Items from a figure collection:
** BEGIN **
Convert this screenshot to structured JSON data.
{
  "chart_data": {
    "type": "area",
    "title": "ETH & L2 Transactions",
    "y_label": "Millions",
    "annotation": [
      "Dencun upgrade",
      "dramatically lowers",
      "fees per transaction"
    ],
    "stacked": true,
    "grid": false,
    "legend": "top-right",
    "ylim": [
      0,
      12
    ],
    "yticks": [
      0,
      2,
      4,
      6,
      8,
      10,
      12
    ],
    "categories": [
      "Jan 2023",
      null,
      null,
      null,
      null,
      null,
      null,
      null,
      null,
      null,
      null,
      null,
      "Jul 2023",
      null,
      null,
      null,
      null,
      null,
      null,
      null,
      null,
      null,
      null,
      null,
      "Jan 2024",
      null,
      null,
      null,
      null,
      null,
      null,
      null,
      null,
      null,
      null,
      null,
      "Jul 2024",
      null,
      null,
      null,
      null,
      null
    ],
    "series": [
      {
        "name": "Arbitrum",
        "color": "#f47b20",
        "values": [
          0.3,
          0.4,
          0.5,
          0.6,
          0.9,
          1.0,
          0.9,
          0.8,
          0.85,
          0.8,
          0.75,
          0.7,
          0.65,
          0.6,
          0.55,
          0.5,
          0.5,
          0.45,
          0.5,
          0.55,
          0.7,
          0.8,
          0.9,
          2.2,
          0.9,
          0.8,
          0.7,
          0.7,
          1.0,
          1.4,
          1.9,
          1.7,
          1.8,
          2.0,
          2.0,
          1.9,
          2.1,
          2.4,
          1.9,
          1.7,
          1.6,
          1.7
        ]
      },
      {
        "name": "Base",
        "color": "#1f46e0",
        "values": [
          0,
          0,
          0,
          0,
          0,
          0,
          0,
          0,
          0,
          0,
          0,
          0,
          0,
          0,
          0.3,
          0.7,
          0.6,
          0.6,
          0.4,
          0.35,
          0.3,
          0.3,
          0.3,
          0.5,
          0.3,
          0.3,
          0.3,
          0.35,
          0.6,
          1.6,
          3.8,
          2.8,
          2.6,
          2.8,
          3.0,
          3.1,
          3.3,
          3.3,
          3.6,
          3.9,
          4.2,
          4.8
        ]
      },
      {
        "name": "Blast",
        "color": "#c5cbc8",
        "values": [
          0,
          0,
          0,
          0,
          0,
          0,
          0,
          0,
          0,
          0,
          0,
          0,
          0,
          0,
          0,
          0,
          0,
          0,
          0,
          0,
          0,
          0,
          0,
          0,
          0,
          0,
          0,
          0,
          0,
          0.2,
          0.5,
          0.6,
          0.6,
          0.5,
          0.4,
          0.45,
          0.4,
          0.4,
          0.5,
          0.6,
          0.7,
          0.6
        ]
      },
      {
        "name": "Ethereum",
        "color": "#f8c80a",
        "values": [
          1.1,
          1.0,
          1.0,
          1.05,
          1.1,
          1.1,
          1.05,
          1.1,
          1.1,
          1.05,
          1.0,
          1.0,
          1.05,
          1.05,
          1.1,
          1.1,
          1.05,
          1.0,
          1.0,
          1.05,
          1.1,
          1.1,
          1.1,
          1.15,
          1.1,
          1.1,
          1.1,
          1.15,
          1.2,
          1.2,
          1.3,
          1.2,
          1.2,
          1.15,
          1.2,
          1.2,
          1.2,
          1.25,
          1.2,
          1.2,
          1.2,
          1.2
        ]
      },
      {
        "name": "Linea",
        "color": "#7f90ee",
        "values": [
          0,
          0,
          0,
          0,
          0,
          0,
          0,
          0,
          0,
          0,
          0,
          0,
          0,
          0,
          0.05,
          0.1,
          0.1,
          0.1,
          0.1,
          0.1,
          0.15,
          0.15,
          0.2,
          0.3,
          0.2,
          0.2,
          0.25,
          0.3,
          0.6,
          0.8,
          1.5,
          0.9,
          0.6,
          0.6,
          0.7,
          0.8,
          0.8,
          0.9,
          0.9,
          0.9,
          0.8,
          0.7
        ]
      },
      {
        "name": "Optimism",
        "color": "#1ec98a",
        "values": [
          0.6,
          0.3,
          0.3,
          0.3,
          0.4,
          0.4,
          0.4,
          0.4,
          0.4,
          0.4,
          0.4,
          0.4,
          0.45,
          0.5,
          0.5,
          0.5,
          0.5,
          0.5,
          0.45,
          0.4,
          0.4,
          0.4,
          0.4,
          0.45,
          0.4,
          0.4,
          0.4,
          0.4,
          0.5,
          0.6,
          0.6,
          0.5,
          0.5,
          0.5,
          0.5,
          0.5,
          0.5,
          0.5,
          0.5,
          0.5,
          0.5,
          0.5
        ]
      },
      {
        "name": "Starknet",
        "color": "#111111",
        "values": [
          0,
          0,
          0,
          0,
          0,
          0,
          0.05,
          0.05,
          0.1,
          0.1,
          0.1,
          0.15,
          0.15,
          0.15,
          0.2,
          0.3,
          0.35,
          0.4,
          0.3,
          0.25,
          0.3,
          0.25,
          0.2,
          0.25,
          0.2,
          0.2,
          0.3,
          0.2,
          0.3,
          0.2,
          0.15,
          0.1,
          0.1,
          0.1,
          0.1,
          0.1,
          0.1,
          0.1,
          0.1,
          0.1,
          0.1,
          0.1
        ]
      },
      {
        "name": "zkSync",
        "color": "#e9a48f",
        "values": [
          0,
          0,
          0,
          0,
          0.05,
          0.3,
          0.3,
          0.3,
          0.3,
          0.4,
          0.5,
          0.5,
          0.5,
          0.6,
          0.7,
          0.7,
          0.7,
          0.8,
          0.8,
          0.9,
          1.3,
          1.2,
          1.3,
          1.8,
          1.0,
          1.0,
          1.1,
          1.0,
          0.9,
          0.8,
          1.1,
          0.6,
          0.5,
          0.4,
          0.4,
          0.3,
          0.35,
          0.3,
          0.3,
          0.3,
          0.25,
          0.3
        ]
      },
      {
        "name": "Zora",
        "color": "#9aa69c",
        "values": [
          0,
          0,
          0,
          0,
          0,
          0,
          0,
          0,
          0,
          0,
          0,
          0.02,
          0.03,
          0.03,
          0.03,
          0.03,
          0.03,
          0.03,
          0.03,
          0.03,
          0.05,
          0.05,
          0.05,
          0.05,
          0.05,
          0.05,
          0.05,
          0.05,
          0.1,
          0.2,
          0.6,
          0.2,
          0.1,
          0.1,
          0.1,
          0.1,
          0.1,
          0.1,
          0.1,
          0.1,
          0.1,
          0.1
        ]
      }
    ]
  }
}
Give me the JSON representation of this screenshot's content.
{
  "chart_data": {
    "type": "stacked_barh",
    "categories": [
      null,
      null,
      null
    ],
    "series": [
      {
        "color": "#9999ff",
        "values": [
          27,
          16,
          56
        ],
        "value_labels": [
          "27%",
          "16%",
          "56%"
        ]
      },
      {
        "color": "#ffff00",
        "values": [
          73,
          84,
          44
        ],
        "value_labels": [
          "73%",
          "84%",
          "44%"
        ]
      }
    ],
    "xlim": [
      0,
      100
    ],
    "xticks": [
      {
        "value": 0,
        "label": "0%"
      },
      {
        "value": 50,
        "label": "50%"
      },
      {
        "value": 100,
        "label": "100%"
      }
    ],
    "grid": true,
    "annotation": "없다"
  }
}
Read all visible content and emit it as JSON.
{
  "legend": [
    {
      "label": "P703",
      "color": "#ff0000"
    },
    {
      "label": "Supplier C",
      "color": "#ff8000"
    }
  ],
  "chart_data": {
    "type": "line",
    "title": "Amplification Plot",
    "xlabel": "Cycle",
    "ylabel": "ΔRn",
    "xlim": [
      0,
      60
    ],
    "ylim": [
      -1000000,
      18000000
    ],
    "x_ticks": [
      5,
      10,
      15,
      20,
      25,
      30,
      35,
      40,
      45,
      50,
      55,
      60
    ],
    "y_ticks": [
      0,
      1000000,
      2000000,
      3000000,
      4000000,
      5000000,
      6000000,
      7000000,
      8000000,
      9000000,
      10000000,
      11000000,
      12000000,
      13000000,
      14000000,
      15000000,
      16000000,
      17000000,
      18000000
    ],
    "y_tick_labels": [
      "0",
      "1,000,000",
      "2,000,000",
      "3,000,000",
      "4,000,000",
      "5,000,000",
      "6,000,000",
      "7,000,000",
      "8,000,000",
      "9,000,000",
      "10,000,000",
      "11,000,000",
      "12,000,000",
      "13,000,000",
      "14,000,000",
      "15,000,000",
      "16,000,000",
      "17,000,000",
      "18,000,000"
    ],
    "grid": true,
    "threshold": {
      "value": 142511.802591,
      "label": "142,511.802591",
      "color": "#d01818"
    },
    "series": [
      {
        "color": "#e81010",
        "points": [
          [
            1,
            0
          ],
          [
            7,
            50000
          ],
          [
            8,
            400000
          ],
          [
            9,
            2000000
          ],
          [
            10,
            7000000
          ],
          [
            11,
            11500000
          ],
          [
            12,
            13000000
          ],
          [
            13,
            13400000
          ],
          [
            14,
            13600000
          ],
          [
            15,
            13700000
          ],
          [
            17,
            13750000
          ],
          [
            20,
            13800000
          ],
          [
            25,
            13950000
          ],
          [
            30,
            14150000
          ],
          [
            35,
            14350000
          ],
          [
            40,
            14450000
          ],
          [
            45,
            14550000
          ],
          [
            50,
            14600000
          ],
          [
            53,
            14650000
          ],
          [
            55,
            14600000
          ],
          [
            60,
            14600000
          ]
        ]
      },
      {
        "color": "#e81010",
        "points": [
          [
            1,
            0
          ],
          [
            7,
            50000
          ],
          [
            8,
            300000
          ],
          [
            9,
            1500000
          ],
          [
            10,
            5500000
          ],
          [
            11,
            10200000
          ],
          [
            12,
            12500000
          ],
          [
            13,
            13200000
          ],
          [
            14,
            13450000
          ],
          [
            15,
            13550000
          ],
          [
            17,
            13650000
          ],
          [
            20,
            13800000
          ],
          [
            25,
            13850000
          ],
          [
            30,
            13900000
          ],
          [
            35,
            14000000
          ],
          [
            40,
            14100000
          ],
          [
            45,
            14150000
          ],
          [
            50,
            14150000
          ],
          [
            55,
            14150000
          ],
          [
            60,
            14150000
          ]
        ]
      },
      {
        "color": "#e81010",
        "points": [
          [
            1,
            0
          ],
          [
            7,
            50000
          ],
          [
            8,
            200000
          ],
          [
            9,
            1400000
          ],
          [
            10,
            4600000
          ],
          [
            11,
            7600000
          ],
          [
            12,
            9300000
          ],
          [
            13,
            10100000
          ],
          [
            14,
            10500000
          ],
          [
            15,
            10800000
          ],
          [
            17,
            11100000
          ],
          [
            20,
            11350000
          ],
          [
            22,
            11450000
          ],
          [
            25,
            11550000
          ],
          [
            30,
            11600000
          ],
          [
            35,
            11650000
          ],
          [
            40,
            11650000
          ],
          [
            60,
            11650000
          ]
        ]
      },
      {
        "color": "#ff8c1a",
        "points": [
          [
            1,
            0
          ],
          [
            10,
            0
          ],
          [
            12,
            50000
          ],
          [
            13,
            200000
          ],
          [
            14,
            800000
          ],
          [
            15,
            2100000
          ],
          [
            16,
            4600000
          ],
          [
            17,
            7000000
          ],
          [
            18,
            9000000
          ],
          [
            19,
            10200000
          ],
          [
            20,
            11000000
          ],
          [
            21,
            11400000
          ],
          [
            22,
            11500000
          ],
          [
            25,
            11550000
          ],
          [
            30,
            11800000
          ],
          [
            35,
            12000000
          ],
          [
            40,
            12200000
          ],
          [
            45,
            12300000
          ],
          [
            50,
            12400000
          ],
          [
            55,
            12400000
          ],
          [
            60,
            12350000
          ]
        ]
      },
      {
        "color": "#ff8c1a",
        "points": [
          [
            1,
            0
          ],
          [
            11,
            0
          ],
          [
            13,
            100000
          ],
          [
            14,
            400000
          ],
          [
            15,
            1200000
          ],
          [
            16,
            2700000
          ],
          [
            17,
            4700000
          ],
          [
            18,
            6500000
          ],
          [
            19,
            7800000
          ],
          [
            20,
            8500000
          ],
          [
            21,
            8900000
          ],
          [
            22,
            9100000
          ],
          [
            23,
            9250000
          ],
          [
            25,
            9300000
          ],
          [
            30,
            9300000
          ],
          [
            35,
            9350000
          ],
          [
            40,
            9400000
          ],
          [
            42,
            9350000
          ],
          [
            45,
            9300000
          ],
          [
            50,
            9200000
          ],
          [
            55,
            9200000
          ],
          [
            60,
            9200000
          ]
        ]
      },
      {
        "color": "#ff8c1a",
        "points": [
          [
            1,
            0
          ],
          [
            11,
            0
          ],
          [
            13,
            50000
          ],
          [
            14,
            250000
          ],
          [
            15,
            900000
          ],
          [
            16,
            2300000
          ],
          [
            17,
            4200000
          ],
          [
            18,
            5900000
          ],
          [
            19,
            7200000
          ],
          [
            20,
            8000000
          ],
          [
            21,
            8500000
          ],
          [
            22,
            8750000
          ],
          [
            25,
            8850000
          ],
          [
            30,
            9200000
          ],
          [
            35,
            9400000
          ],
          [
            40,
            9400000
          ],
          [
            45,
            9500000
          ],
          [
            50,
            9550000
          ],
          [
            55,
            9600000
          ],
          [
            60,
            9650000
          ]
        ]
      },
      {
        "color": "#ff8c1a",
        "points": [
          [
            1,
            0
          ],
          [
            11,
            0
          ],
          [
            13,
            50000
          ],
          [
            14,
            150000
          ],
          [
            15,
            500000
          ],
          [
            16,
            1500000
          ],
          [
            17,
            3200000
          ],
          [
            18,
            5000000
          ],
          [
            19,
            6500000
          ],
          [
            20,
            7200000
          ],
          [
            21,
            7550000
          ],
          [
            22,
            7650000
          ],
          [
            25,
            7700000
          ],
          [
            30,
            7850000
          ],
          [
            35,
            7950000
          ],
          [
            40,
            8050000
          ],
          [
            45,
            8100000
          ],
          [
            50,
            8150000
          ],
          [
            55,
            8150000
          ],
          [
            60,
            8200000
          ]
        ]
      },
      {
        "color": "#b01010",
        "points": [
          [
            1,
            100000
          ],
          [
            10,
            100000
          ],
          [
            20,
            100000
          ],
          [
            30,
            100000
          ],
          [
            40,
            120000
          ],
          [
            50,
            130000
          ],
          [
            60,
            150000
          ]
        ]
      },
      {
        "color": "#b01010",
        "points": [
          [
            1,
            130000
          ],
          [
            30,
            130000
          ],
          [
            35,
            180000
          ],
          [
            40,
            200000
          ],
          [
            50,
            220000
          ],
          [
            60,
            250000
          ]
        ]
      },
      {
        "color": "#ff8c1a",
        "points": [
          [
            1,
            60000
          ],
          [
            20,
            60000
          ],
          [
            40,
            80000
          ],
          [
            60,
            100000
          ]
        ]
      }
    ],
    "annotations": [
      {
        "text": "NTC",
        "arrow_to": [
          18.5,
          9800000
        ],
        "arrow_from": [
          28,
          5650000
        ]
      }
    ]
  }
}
** END **
(Challenge) Report how many lines in the data contain the word "title", with no words besides the number.

(The output) 2